## SHORT PROBLEM
Check each line of the records for "below"; collect those that have it.

## PROVIDED ENTRIES
_ _ _
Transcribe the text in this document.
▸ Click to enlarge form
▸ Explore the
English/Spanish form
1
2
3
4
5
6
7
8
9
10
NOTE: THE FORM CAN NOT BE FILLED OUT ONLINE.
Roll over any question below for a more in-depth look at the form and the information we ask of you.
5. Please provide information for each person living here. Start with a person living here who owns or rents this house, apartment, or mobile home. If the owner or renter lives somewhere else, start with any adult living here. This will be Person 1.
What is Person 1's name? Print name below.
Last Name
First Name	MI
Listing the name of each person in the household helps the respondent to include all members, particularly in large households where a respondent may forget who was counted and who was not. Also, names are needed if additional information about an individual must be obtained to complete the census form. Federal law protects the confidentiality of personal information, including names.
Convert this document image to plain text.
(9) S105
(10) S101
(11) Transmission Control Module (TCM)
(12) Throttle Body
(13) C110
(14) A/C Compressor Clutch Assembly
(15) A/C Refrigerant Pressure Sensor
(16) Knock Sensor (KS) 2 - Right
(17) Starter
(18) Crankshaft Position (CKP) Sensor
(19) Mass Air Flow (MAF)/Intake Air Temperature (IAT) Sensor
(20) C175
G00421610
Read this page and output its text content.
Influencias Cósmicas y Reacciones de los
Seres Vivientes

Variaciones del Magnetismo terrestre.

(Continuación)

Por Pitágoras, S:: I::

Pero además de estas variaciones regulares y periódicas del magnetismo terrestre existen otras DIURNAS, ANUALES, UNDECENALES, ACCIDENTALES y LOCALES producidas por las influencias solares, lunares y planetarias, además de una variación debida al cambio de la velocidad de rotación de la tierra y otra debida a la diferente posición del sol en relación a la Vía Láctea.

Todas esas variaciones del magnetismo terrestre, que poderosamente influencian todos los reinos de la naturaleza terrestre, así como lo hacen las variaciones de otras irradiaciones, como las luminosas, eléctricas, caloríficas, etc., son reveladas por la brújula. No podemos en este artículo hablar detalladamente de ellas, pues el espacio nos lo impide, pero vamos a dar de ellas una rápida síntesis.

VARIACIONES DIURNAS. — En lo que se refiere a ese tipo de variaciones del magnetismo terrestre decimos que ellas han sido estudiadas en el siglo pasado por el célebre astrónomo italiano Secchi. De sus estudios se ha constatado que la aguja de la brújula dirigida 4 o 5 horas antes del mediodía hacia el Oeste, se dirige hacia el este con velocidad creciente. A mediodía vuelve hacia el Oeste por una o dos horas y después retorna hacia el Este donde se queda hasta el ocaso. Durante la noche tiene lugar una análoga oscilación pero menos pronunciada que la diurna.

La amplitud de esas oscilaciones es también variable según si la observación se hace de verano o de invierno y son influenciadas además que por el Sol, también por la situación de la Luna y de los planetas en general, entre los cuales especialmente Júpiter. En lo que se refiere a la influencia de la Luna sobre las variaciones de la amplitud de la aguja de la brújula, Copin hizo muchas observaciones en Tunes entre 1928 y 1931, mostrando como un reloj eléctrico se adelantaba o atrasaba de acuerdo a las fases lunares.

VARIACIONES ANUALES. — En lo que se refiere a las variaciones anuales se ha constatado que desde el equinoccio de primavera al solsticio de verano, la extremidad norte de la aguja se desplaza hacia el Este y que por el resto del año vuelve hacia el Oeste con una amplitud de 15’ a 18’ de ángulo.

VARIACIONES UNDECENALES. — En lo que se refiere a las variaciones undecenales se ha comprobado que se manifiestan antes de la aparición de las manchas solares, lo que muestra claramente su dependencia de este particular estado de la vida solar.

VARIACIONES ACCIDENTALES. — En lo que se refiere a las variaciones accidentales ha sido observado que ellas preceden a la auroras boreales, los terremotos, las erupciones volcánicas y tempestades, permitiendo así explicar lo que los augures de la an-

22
_ _ _
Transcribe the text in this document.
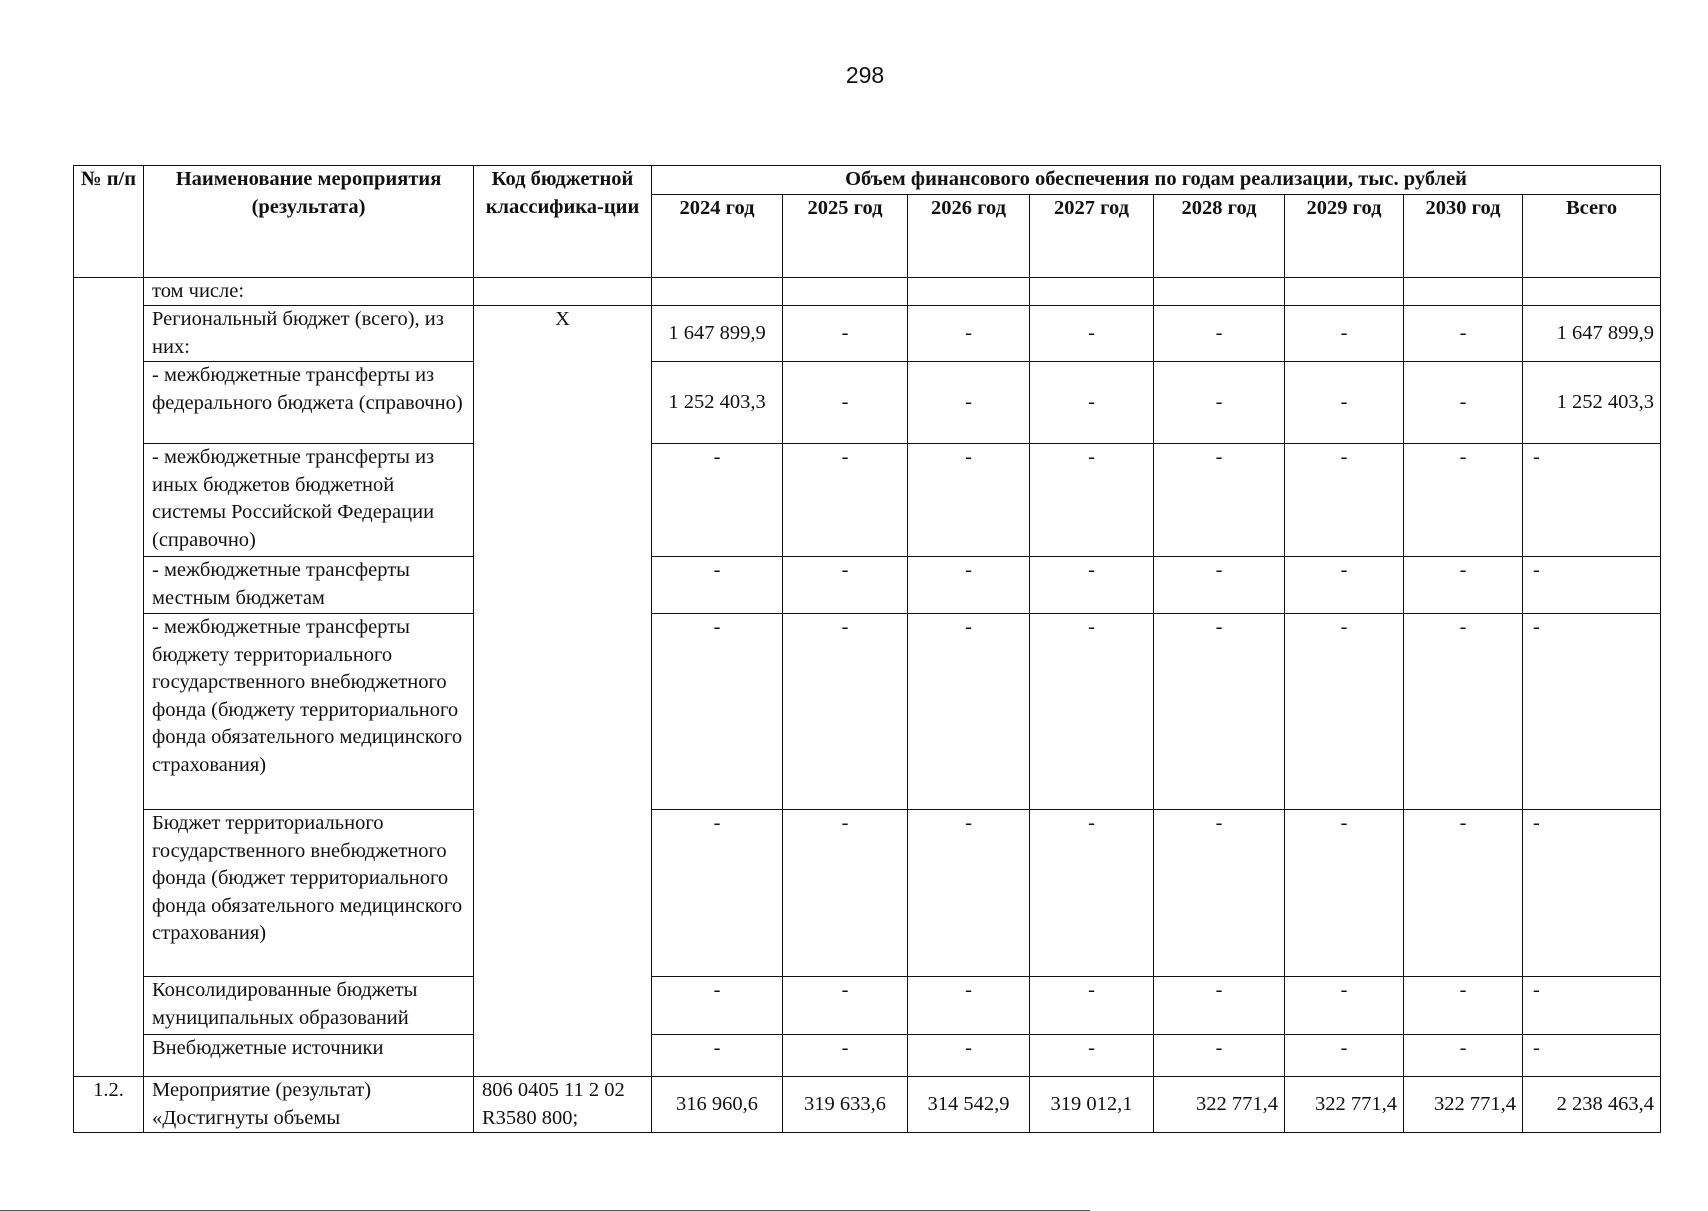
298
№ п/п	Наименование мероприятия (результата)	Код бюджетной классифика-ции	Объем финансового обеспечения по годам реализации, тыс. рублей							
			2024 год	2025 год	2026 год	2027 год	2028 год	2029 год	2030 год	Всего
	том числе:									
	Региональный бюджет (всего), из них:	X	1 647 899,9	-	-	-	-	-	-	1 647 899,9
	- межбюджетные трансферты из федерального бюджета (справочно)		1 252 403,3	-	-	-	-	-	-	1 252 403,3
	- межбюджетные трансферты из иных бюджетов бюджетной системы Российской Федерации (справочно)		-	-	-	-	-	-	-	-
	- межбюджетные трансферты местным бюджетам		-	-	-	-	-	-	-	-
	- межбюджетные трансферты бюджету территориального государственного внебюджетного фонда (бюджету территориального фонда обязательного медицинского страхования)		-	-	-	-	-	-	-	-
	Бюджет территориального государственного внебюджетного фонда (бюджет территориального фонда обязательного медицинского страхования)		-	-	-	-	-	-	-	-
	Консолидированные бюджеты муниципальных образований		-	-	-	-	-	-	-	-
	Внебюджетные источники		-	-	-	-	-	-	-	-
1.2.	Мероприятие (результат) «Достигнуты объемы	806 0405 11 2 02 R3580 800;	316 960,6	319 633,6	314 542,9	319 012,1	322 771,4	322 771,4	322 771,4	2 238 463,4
_ _ _
## THE RESPONSE
Roll over any question below for a more in-depth look at the form and the information we ask of you.
What is Person 1's name? Print name below.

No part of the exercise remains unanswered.